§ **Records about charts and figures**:
-----

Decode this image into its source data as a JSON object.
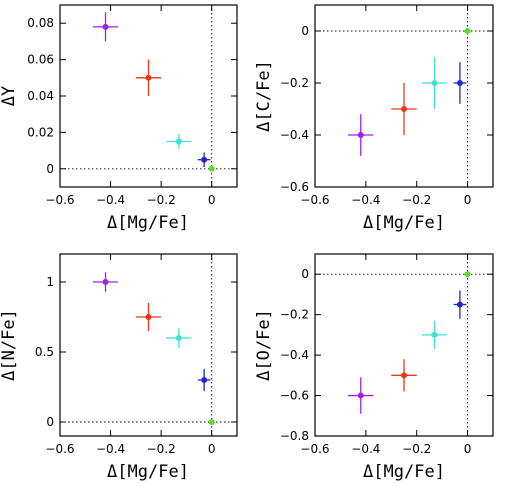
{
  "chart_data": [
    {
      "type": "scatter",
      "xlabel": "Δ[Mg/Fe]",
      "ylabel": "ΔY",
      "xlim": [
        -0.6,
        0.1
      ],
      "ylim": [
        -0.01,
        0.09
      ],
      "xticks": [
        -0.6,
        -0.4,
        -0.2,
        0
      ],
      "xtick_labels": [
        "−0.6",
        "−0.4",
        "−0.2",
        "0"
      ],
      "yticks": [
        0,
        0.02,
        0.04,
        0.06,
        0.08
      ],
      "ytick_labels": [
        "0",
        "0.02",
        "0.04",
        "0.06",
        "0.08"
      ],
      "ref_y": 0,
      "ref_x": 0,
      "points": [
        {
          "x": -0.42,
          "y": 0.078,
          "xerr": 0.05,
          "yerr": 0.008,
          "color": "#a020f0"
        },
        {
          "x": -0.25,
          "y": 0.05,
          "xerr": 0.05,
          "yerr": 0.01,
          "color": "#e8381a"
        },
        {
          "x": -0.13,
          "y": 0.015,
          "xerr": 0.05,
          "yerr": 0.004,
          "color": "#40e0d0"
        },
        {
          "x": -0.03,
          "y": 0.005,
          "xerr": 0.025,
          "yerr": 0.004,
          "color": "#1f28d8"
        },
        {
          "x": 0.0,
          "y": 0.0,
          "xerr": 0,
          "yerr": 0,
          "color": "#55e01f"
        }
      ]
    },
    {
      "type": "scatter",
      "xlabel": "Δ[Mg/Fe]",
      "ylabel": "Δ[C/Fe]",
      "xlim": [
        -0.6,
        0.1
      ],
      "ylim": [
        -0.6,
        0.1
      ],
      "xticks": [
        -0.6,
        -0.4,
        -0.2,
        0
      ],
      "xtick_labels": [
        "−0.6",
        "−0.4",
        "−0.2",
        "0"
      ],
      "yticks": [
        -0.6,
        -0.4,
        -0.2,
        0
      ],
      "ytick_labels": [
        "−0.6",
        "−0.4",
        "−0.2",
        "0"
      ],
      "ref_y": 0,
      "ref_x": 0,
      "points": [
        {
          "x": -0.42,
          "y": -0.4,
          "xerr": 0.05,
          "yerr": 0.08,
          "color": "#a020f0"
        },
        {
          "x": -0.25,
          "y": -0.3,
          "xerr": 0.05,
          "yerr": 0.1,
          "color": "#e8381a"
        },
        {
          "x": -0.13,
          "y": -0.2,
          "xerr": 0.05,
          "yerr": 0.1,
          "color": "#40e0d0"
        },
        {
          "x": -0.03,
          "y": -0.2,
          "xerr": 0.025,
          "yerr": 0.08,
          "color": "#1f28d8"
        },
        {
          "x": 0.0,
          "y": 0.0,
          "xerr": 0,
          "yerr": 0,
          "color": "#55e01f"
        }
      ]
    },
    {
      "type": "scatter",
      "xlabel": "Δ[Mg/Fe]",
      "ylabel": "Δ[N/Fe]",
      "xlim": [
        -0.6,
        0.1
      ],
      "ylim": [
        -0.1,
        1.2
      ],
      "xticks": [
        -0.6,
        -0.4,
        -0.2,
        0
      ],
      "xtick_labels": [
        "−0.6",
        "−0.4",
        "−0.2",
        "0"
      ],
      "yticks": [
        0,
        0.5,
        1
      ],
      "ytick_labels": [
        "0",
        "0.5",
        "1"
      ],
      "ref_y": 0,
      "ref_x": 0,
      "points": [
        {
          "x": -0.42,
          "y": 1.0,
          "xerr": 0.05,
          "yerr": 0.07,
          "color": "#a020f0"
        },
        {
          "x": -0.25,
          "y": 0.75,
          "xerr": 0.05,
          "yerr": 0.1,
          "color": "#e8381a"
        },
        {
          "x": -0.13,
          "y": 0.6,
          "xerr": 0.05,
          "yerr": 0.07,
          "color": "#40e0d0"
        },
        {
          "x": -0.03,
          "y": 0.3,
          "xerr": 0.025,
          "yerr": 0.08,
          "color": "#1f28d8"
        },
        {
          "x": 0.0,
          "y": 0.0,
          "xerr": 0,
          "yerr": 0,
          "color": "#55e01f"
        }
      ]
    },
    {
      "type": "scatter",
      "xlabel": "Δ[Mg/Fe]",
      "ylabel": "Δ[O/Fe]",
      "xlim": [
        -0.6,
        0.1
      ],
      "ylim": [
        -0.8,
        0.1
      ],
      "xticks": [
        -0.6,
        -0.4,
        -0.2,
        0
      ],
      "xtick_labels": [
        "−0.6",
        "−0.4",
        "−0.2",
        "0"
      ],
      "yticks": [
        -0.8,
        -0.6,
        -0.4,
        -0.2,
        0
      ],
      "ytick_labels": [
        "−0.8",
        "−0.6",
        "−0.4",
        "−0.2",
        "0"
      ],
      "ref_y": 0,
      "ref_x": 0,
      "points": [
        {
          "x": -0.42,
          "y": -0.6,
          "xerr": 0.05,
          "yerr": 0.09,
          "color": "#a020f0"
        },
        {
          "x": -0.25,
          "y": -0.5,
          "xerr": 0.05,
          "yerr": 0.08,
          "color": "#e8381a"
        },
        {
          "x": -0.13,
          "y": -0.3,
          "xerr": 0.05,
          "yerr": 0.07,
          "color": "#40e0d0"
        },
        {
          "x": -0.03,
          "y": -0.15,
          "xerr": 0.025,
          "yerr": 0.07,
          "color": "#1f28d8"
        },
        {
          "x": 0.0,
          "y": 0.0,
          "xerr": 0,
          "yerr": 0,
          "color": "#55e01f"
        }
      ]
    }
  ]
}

-----

Repeat the entries exactly and keep the pictures out of the copy.

Decode this image into its source data as a JSON object.
{
  "chart_data": [
    {
      "type": "scatter",
      "xlabel": "Δ[Mg/Fe]",
      "ylabel": "ΔY",
      "xlim": [
        -0.6,
        0.1
      ],
      "ylim": [
        -0.01,
        0.09
      ],
      "xticks": [
        -0.6,
        -0.4,
        -0.2,
        0
      ],
      "xtick_labels": [
        "−0.6",
        "−0.4",
        "−0.2",
        "0"
      ],
      "yticks": [
        0,
        0.02,
        0.04,
        0.06,
        0.08
      ],
      "ytick_labels": [
        "0",
        "0.02",
        "0.04",
        "0.06",
        "0.08"
      ],
      "ref_y": 0,
      "ref_x": 0,
      "points": [
        {
          "x": -0.42,
          "y": 0.078,
          "xerr": 0.05,
          "yerr": 0.008,
          "color": "#a020f0"
        },
        {
          "x": -0.25,
          "y": 0.05,
          "xerr": 0.05,
          "yerr": 0.01,
          "color": "#e8381a"
        },
        {
          "x": -0.13,
          "y": 0.015,
          "xerr": 0.05,
          "yerr": 0.004,
          "color": "#40e0d0"
        },
        {
          "x": -0.03,
          "y": 0.005,
          "xerr": 0.025,
          "yerr": 0.004,
          "color": "#1f28d8"
        },
        {
          "x": 0.0,
          "y": 0.0,
          "xerr": 0,
          "yerr": 0,
          "color": "#55e01f"
        }
      ]
    },
    {
      "type": "scatter",
      "xlabel": "Δ[Mg/Fe]",
      "ylabel": "Δ[C/Fe]",
      "xlim": [
        -0.6,
        0.1
      ],
      "ylim": [
        -0.6,
        0.1
      ],
      "xticks": [
        -0.6,
        -0.4,
        -0.2,
        0
      ],
      "xtick_labels": [
        "−0.6",
        "−0.4",
        "−0.2",
        "0"
      ],
      "yticks": [
        -0.6,
        -0.4,
        -0.2,
        0
      ],
      "ytick_labels": [
        "−0.6",
        "−0.4",
        "−0.2",
        "0"
      ],
      "ref_y": 0,
      "ref_x": 0,
      "points": [
        {
          "x": -0.42,
          "y": -0.4,
          "xerr": 0.05,
          "yerr": 0.08,
          "color": "#a020f0"
        },
        {
          "x": -0.25,
          "y": -0.3,
          "xerr": 0.05,
          "yerr": 0.1,
          "color": "#e8381a"
        },
        {
          "x": -0.13,
          "y": -0.2,
          "xerr": 0.05,
          "yerr": 0.1,
          "color": "#40e0d0"
        },
        {
          "x": -0.03,
          "y": -0.2,
          "xerr": 0.025,
          "yerr": 0.08,
          "color": "#1f28d8"
        },
        {
          "x": 0.0,
          "y": 0.0,
          "xerr": 0,
          "yerr": 0,
          "color": "#55e01f"
        }
      ]
    },
    {
      "type": "scatter",
      "xlabel": "Δ[Mg/Fe]",
      "ylabel": "Δ[N/Fe]",
      "xlim": [
        -0.6,
        0.1
      ],
      "ylim": [
        -0.1,
        1.2
      ],
      "xticks": [
        -0.6,
        -0.4,
        -0.2,
        0
      ],
      "xtick_labels": [
        "−0.6",
        "−0.4",
        "−0.2",
        "0"
      ],
      "yticks": [
        0,
        0.5,
        1
      ],
      "ytick_labels": [
        "0",
        "0.5",
        "1"
      ],
      "ref_y": 0,
      "ref_x": 0,
      "points": [
        {
          "x": -0.42,
          "y": 1.0,
          "xerr": 0.05,
          "yerr": 0.07,
          "color": "#a020f0"
        },
        {
          "x": -0.25,
          "y": 0.75,
          "xerr": 0.05,
          "yerr": 0.1,
          "color": "#e8381a"
        },
        {
          "x": -0.13,
          "y": 0.6,
          "xerr": 0.05,
          "yerr": 0.07,
          "color": "#40e0d0"
        },
        {
          "x": -0.03,
          "y": 0.3,
          "xerr": 0.025,
          "yerr": 0.08,
          "color": "#1f28d8"
        },
        {
          "x": 0.0,
          "y": 0.0,
          "xerr": 0,
          "yerr": 0,
          "color": "#55e01f"
        }
      ]
    },
    {
      "type": "scatter",
      "xlabel": "Δ[Mg/Fe]",
      "ylabel": "Δ[O/Fe]",
      "xlim": [
        -0.6,
        0.1
      ],
      "ylim": [
        -0.8,
        0.1
      ],
      "xticks": [
        -0.6,
        -0.4,
        -0.2,
        0
      ],
      "xtick_labels": [
        "−0.6",
        "−0.4",
        "−0.2",
        "0"
      ],
      "yticks": [
        -0.8,
        -0.6,
        -0.4,
        -0.2,
        0
      ],
      "ytick_labels": [
        "−0.8",
        "−0.6",
        "−0.4",
        "−0.2",
        "0"
      ],
      "ref_y": 0,
      "ref_x": 0,
      "points": [
        {
          "x": -0.42,
          "y": -0.6,
          "xerr": 0.05,
          "yerr": 0.09,
          "color": "#a020f0"
        },
        {
          "x": -0.25,
          "y": -0.5,
          "xerr": 0.05,
          "yerr": 0.08,
          "color": "#e8381a"
        },
        {
          "x": -0.13,
          "y": -0.3,
          "xerr": 0.05,
          "yerr": 0.07,
          "color": "#40e0d0"
        },
        {
          "x": -0.03,
          "y": -0.15,
          "xerr": 0.025,
          "yerr": 0.07,
          "color": "#1f28d8"
        },
        {
          "x": 0.0,
          "y": 0.0,
          "xerr": 0,
          "yerr": 0,
          "color": "#55e01f"
        }
      ]
    }
  ]
}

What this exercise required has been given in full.